What is being asked:
Check each line of the listing for the word "improved" and give only the number of lines that have it.

□ □ □ □ □ □ □

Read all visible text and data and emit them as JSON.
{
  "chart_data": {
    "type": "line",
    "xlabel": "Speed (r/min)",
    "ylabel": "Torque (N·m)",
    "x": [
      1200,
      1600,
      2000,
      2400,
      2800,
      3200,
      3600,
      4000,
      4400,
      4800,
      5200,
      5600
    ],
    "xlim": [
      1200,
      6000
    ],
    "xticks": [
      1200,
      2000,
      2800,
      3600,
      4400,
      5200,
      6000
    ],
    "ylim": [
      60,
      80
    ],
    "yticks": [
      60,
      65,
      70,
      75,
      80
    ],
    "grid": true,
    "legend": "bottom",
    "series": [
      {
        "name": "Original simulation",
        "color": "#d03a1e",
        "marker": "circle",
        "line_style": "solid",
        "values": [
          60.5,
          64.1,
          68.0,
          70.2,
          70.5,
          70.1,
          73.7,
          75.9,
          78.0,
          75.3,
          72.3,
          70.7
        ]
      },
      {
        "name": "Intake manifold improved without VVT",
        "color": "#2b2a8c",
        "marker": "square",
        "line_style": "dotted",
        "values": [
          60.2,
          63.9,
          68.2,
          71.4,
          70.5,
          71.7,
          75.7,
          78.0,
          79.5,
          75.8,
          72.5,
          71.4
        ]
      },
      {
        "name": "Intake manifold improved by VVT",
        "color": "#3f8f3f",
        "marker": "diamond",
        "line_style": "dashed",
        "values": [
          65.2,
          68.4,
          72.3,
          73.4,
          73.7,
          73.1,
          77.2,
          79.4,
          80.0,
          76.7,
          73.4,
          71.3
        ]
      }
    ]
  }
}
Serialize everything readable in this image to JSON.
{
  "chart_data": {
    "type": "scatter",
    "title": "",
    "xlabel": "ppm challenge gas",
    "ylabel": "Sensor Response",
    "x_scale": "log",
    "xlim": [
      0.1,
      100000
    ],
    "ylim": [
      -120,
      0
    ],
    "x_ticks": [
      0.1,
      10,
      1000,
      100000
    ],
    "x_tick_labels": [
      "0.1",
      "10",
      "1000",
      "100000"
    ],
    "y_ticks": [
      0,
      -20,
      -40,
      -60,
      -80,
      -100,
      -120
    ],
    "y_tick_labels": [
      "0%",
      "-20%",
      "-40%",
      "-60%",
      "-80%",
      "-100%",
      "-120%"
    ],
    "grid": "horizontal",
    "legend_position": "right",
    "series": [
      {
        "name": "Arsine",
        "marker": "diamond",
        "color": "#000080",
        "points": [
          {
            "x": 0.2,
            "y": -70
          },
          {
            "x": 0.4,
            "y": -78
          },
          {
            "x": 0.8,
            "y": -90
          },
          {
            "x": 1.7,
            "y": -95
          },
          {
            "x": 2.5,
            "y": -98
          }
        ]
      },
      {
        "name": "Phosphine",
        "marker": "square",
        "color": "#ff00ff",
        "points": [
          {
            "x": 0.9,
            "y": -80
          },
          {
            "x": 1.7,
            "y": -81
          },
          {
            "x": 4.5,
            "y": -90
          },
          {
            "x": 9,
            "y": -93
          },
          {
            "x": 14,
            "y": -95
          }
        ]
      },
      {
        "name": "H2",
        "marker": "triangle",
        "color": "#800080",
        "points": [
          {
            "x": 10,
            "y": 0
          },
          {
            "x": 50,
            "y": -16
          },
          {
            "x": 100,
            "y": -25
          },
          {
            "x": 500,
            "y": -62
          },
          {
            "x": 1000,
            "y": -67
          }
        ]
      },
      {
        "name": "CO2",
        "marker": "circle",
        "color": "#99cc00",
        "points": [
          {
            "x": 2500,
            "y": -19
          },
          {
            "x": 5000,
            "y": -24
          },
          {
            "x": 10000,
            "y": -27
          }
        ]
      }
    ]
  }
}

□ □ □ □ □ □ □

Task response:
2